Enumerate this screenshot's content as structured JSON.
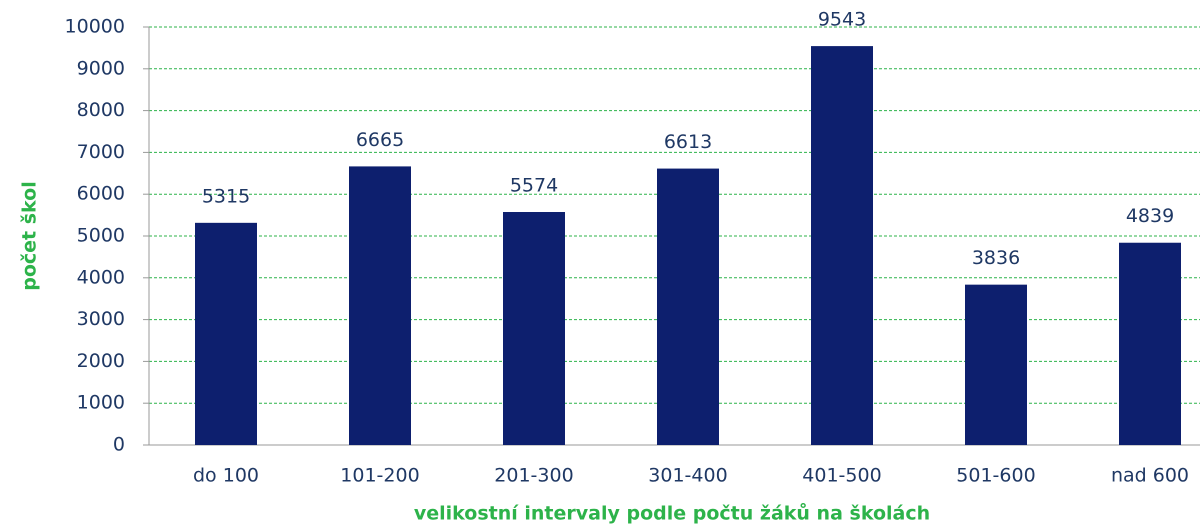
{
  "chart_data": {
    "type": "bar",
    "xlabel": "velikostní intervaly podle počtu žáků na školách",
    "ylabel": "počet škol",
    "categories": [
      "do 100",
      "101-200",
      "201-300",
      "301-400",
      "401-500",
      "501-600",
      "nad 600"
    ],
    "values": [
      5315,
      6665,
      5574,
      6613,
      9543,
      3836,
      4839
    ],
    "color": "#0d1f6e",
    "ylim": [
      0,
      10000
    ],
    "yticks": [
      0,
      1000,
      2000,
      3000,
      4000,
      5000,
      6000,
      7000,
      8000,
      9000,
      10000
    ],
    "grid": true
  }
}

▸ Problem requirements: Leave out the pictures and copy every record above exactly.

▸ Solution to this problem:
Enumerate this screenshot's content as structured JSON.
{
  "chart_data": {
    "type": "bar",
    "xlabel": "velikostní intervaly podle počtu žáků na školách",
    "ylabel": "počet škol",
    "categories": [
      "do 100",
      "101-200",
      "201-300",
      "301-400",
      "401-500",
      "501-600",
      "nad 600"
    ],
    "values": [
      5315,
      6665,
      5574,
      6613,
      9543,
      3836,
      4839
    ],
    "color": "#0d1f6e",
    "ylim": [
      0,
      10000
    ],
    "yticks": [
      0,
      1000,
      2000,
      3000,
      4000,
      5000,
      6000,
      7000,
      8000,
      9000,
      10000
    ],
    "grid": true
  }
}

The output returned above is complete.